--- start of Available records ---

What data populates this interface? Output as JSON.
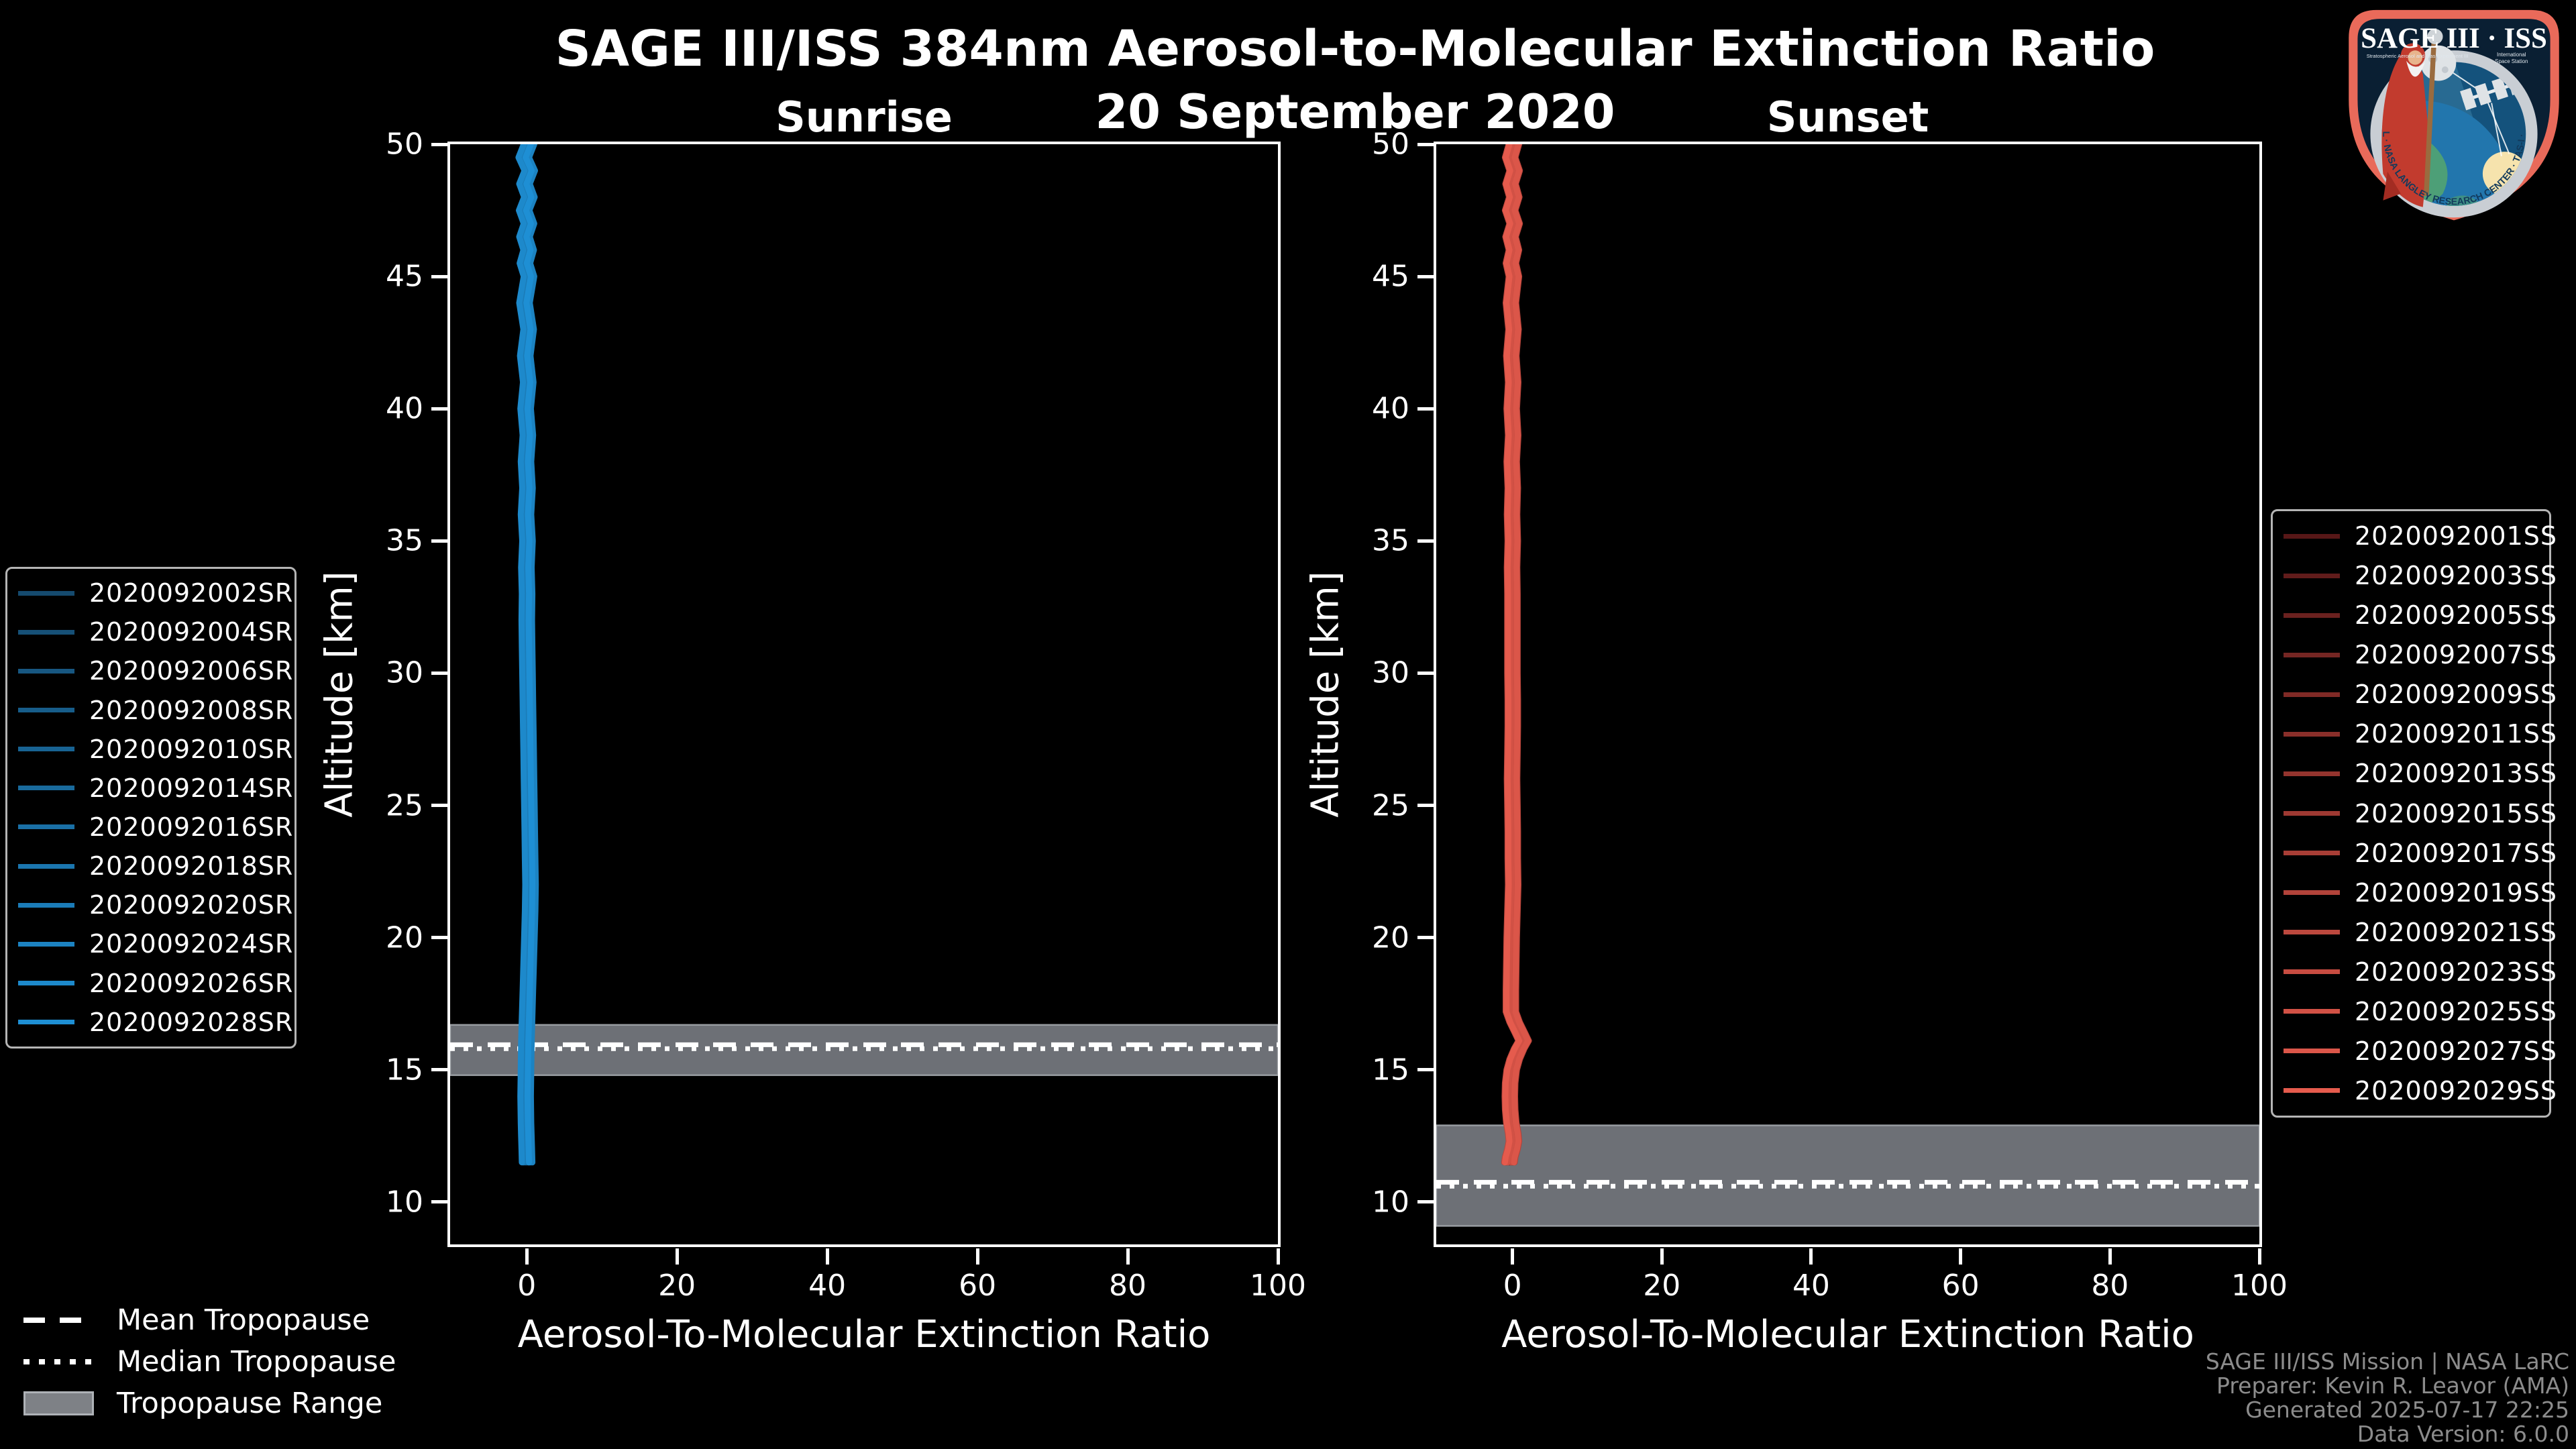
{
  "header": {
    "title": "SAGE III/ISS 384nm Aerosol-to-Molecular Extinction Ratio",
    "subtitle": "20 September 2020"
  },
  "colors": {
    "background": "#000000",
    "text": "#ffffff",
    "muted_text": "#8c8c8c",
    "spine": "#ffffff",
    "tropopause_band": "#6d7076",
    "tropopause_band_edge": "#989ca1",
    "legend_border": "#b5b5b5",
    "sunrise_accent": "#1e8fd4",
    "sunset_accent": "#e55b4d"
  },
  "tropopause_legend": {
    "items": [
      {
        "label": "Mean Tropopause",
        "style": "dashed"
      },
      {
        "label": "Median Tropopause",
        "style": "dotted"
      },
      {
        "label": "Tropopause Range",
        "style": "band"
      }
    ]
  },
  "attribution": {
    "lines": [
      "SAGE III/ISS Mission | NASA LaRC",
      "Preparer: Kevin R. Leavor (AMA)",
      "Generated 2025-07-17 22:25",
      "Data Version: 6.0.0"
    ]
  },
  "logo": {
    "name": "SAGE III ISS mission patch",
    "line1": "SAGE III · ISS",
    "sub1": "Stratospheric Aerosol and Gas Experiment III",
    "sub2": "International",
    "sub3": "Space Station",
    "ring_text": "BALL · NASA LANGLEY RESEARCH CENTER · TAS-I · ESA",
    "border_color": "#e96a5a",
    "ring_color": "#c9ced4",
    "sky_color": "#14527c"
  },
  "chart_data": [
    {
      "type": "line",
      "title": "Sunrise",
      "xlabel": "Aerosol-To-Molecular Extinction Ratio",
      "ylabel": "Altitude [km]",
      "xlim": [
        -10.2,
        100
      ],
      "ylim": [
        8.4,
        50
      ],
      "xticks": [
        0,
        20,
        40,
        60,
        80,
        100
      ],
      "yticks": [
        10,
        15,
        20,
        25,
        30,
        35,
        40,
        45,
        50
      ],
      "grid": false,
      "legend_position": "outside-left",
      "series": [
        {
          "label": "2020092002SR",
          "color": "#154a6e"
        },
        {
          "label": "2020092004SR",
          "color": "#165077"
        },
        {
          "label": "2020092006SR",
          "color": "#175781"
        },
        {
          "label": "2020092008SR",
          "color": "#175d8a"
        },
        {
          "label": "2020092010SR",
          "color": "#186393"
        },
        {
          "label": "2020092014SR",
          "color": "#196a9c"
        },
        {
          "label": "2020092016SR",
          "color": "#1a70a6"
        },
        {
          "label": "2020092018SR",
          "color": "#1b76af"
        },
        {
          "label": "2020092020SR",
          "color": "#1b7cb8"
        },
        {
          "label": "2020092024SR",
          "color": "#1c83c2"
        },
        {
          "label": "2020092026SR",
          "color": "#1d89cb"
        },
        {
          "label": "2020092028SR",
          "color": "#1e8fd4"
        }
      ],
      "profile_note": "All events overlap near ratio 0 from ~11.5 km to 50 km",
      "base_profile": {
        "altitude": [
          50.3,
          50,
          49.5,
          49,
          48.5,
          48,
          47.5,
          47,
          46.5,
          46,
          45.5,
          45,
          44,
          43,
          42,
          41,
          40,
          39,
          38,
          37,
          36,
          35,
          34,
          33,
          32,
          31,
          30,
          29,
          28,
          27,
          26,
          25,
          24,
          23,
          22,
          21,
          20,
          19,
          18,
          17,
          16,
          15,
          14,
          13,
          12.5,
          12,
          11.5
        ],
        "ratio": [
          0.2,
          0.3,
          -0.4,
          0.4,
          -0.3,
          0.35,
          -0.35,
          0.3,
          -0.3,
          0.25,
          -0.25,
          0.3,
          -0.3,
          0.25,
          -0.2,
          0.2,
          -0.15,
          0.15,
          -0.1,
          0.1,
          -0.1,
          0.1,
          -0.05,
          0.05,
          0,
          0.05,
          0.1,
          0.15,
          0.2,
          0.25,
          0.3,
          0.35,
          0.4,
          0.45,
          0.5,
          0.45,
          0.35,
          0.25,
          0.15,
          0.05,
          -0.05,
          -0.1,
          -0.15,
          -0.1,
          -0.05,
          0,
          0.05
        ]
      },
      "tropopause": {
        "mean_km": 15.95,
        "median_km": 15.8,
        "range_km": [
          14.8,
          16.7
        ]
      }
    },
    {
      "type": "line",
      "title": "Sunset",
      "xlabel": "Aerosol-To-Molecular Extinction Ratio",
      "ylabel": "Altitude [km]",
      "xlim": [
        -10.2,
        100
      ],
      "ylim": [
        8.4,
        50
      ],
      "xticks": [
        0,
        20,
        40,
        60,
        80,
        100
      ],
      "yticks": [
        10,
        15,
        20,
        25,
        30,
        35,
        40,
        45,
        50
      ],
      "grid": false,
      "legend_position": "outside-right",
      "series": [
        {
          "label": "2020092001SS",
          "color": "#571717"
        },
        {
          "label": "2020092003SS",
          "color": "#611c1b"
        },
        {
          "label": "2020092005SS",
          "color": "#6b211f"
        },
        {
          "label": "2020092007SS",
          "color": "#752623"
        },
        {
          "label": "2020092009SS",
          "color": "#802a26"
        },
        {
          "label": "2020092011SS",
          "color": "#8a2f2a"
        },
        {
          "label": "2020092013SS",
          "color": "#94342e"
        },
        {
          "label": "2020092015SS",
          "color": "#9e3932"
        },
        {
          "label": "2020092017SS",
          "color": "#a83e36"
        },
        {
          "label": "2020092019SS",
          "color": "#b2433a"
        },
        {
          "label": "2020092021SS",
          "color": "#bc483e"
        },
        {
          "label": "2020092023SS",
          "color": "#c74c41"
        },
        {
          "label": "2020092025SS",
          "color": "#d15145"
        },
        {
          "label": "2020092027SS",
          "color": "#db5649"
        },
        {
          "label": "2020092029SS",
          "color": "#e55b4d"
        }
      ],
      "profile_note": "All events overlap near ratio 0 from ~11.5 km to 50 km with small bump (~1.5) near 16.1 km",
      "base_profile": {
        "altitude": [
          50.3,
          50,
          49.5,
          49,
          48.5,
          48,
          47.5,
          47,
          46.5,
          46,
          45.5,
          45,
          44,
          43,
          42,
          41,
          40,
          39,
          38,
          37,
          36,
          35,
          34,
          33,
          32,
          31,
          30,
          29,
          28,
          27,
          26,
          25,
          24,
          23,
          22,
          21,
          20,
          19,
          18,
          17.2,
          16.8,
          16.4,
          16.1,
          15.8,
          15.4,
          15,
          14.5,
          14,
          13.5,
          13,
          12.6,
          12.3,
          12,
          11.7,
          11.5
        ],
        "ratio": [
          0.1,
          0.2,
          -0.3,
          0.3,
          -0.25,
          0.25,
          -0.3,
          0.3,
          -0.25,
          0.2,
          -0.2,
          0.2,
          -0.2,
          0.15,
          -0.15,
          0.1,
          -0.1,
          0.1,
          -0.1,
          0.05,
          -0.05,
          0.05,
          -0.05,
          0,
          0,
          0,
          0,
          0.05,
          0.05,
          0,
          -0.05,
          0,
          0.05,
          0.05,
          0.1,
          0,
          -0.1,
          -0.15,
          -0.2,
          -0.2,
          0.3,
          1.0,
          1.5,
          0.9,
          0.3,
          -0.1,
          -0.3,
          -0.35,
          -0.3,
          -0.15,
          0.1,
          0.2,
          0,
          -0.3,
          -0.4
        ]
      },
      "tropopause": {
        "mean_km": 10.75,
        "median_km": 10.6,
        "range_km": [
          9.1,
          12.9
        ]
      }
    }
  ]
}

--- end of Available records ---

Keep the pictures out of the copy and write out the data exactly as it stands.

What data populates this interface? Output as JSON.
{
  "header": {
    "title": "SAGE III/ISS 384nm Aerosol-to-Molecular Extinction Ratio",
    "subtitle": "20 September 2020"
  },
  "colors": {
    "background": "#000000",
    "text": "#ffffff",
    "muted_text": "#8c8c8c",
    "spine": "#ffffff",
    "tropopause_band": "#6d7076",
    "tropopause_band_edge": "#989ca1",
    "legend_border": "#b5b5b5",
    "sunrise_accent": "#1e8fd4",
    "sunset_accent": "#e55b4d"
  },
  "tropopause_legend": {
    "items": [
      {
        "label": "Mean Tropopause",
        "style": "dashed"
      },
      {
        "label": "Median Tropopause",
        "style": "dotted"
      },
      {
        "label": "Tropopause Range",
        "style": "band"
      }
    ]
  },
  "attribution": {
    "lines": [
      "SAGE III/ISS Mission | NASA LaRC",
      "Preparer: Kevin R. Leavor (AMA)",
      "Generated 2025-07-17 22:25",
      "Data Version: 6.0.0"
    ]
  },
  "logo": {
    "name": "SAGE III ISS mission patch",
    "line1": "SAGE III · ISS",
    "sub1": "Stratospheric Aerosol and Gas Experiment III",
    "sub2": "International",
    "sub3": "Space Station",
    "ring_text": "BALL · NASA LANGLEY RESEARCH CENTER · TAS-I · ESA",
    "border_color": "#e96a5a",
    "ring_color": "#c9ced4",
    "sky_color": "#14527c"
  },
  "chart_data": [
    {
      "type": "line",
      "title": "Sunrise",
      "xlabel": "Aerosol-To-Molecular Extinction Ratio",
      "ylabel": "Altitude [km]",
      "xlim": [
        -10.2,
        100
      ],
      "ylim": [
        8.4,
        50
      ],
      "xticks": [
        0,
        20,
        40,
        60,
        80,
        100
      ],
      "yticks": [
        10,
        15,
        20,
        25,
        30,
        35,
        40,
        45,
        50
      ],
      "grid": false,
      "legend_position": "outside-left",
      "series": [
        {
          "label": "2020092002SR",
          "color": "#154a6e"
        },
        {
          "label": "2020092004SR",
          "color": "#165077"
        },
        {
          "label": "2020092006SR",
          "color": "#175781"
        },
        {
          "label": "2020092008SR",
          "color": "#175d8a"
        },
        {
          "label": "2020092010SR",
          "color": "#186393"
        },
        {
          "label": "2020092014SR",
          "color": "#196a9c"
        },
        {
          "label": "2020092016SR",
          "color": "#1a70a6"
        },
        {
          "label": "2020092018SR",
          "color": "#1b76af"
        },
        {
          "label": "2020092020SR",
          "color": "#1b7cb8"
        },
        {
          "label": "2020092024SR",
          "color": "#1c83c2"
        },
        {
          "label": "2020092026SR",
          "color": "#1d89cb"
        },
        {
          "label": "2020092028SR",
          "color": "#1e8fd4"
        }
      ],
      "profile_note": "All events overlap near ratio 0 from ~11.5 km to 50 km",
      "base_profile": {
        "altitude": [
          50.3,
          50,
          49.5,
          49,
          48.5,
          48,
          47.5,
          47,
          46.5,
          46,
          45.5,
          45,
          44,
          43,
          42,
          41,
          40,
          39,
          38,
          37,
          36,
          35,
          34,
          33,
          32,
          31,
          30,
          29,
          28,
          27,
          26,
          25,
          24,
          23,
          22,
          21,
          20,
          19,
          18,
          17,
          16,
          15,
          14,
          13,
          12.5,
          12,
          11.5
        ],
        "ratio": [
          0.2,
          0.3,
          -0.4,
          0.4,
          -0.3,
          0.35,
          -0.35,
          0.3,
          -0.3,
          0.25,
          -0.25,
          0.3,
          -0.3,
          0.25,
          -0.2,
          0.2,
          -0.15,
          0.15,
          -0.1,
          0.1,
          -0.1,
          0.1,
          -0.05,
          0.05,
          0,
          0.05,
          0.1,
          0.15,
          0.2,
          0.25,
          0.3,
          0.35,
          0.4,
          0.45,
          0.5,
          0.45,
          0.35,
          0.25,
          0.15,
          0.05,
          -0.05,
          -0.1,
          -0.15,
          -0.1,
          -0.05,
          0,
          0.05
        ]
      },
      "tropopause": {
        "mean_km": 15.95,
        "median_km": 15.8,
        "range_km": [
          14.8,
          16.7
        ]
      }
    },
    {
      "type": "line",
      "title": "Sunset",
      "xlabel": "Aerosol-To-Molecular Extinction Ratio",
      "ylabel": "Altitude [km]",
      "xlim": [
        -10.2,
        100
      ],
      "ylim": [
        8.4,
        50
      ],
      "xticks": [
        0,
        20,
        40,
        60,
        80,
        100
      ],
      "yticks": [
        10,
        15,
        20,
        25,
        30,
        35,
        40,
        45,
        50
      ],
      "grid": false,
      "legend_position": "outside-right",
      "series": [
        {
          "label": "2020092001SS",
          "color": "#571717"
        },
        {
          "label": "2020092003SS",
          "color": "#611c1b"
        },
        {
          "label": "2020092005SS",
          "color": "#6b211f"
        },
        {
          "label": "2020092007SS",
          "color": "#752623"
        },
        {
          "label": "2020092009SS",
          "color": "#802a26"
        },
        {
          "label": "2020092011SS",
          "color": "#8a2f2a"
        },
        {
          "label": "2020092013SS",
          "color": "#94342e"
        },
        {
          "label": "2020092015SS",
          "color": "#9e3932"
        },
        {
          "label": "2020092017SS",
          "color": "#a83e36"
        },
        {
          "label": "2020092019SS",
          "color": "#b2433a"
        },
        {
          "label": "2020092021SS",
          "color": "#bc483e"
        },
        {
          "label": "2020092023SS",
          "color": "#c74c41"
        },
        {
          "label": "2020092025SS",
          "color": "#d15145"
        },
        {
          "label": "2020092027SS",
          "color": "#db5649"
        },
        {
          "label": "2020092029SS",
          "color": "#e55b4d"
        }
      ],
      "profile_note": "All events overlap near ratio 0 from ~11.5 km to 50 km with small bump (~1.5) near 16.1 km",
      "base_profile": {
        "altitude": [
          50.3,
          50,
          49.5,
          49,
          48.5,
          48,
          47.5,
          47,
          46.5,
          46,
          45.5,
          45,
          44,
          43,
          42,
          41,
          40,
          39,
          38,
          37,
          36,
          35,
          34,
          33,
          32,
          31,
          30,
          29,
          28,
          27,
          26,
          25,
          24,
          23,
          22,
          21,
          20,
          19,
          18,
          17.2,
          16.8,
          16.4,
          16.1,
          15.8,
          15.4,
          15,
          14.5,
          14,
          13.5,
          13,
          12.6,
          12.3,
          12,
          11.7,
          11.5
        ],
        "ratio": [
          0.1,
          0.2,
          -0.3,
          0.3,
          -0.25,
          0.25,
          -0.3,
          0.3,
          -0.25,
          0.2,
          -0.2,
          0.2,
          -0.2,
          0.15,
          -0.15,
          0.1,
          -0.1,
          0.1,
          -0.1,
          0.05,
          -0.05,
          0.05,
          -0.05,
          0,
          0,
          0,
          0,
          0.05,
          0.05,
          0,
          -0.05,
          0,
          0.05,
          0.05,
          0.1,
          0,
          -0.1,
          -0.15,
          -0.2,
          -0.2,
          0.3,
          1.0,
          1.5,
          0.9,
          0.3,
          -0.1,
          -0.3,
          -0.35,
          -0.3,
          -0.15,
          0.1,
          0.2,
          0,
          -0.3,
          -0.4
        ]
      },
      "tropopause": {
        "mean_km": 10.75,
        "median_km": 10.6,
        "range_km": [
          9.1,
          12.9
        ]
      }
    }
  ]
}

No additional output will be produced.